Exercise directions:
The data must be written out once more, precisely as given.

### Supplied material

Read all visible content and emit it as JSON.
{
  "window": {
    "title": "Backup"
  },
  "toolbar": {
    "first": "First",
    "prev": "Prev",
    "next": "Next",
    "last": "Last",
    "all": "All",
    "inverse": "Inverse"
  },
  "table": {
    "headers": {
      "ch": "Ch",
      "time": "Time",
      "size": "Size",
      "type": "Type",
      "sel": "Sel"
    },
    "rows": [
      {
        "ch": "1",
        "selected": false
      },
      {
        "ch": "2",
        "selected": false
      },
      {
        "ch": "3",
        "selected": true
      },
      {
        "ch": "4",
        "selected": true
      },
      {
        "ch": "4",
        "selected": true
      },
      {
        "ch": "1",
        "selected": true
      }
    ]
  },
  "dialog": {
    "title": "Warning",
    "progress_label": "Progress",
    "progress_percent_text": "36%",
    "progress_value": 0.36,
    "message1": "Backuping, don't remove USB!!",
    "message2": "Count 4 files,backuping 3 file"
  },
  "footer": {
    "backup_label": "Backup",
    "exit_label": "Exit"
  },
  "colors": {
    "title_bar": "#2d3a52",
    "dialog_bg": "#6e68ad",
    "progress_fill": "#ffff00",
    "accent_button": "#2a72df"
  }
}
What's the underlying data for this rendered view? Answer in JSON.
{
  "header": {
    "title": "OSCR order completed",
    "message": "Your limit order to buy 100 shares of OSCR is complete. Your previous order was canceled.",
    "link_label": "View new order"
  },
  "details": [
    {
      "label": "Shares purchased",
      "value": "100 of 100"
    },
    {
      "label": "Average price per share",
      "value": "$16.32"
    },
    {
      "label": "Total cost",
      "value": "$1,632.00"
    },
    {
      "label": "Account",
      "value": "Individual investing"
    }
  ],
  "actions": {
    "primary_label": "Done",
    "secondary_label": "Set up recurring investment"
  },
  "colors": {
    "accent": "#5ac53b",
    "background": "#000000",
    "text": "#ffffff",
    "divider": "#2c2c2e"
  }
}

######

Reply to the exercise:
Read all visible content and emit it as JSON.
{
  "window": {
    "title": "Backup"
  },
  "toolbar": {
    "first": "First",
    "prev": "Prev",
    "next": "Next",
    "last": "Last",
    "all": "All",
    "inverse": "Inverse"
  },
  "table": {
    "headers": {
      "ch": "Ch",
      "time": "Time",
      "size": "Size",
      "type": "Type",
      "sel": "Sel"
    },
    "rows": [
      {
        "ch": "1",
        "selected": false
      },
      {
        "ch": "2",
        "selected": false
      },
      {
        "ch": "3",
        "selected": true
      },
      {
        "ch": "4",
        "selected": true
      },
      {
        "ch": "4",
        "selected": true
      },
      {
        "ch": "1",
        "selected": true
      }
    ]
  },
  "dialog": {
    "title": "Warning",
    "progress_label": "Progress",
    "progress_percent_text": "36%",
    "progress_value": 0.36,
    "message1": "Backuping, don't remove USB!!",
    "message2": "Count 4 files,backuping 3 file"
  },
  "footer": {
    "backup_label": "Backup",
    "exit_label": "Exit"
  },
  "colors": {
    "title_bar": "#2d3a52",
    "dialog_bg": "#6e68ad",
    "progress_fill": "#ffff00",
    "accent_button": "#2a72df"
  }
}
What's the underlying data for this rendered view? Answer in JSON.
{
  "header": {
    "title": "OSCR order completed",
    "message": "Your limit order to buy 100 shares of OSCR is complete. Your previous order was canceled.",
    "link_label": "View new order"
  },
  "details": [
    {
      "label": "Shares purchased",
      "value": "100 of 100"
    },
    {
      "label": "Average price per share",
      "value": "$16.32"
    },
    {
      "label": "Total cost",
      "value": "$1,632.00"
    },
    {
      "label": "Account",
      "value": "Individual investing"
    }
  ],
  "actions": {
    "primary_label": "Done",
    "secondary_label": "Set up recurring investment"
  },
  "colors": {
    "accent": "#5ac53b",
    "background": "#000000",
    "text": "#ffffff",
    "divider": "#2c2c2e"
  }
}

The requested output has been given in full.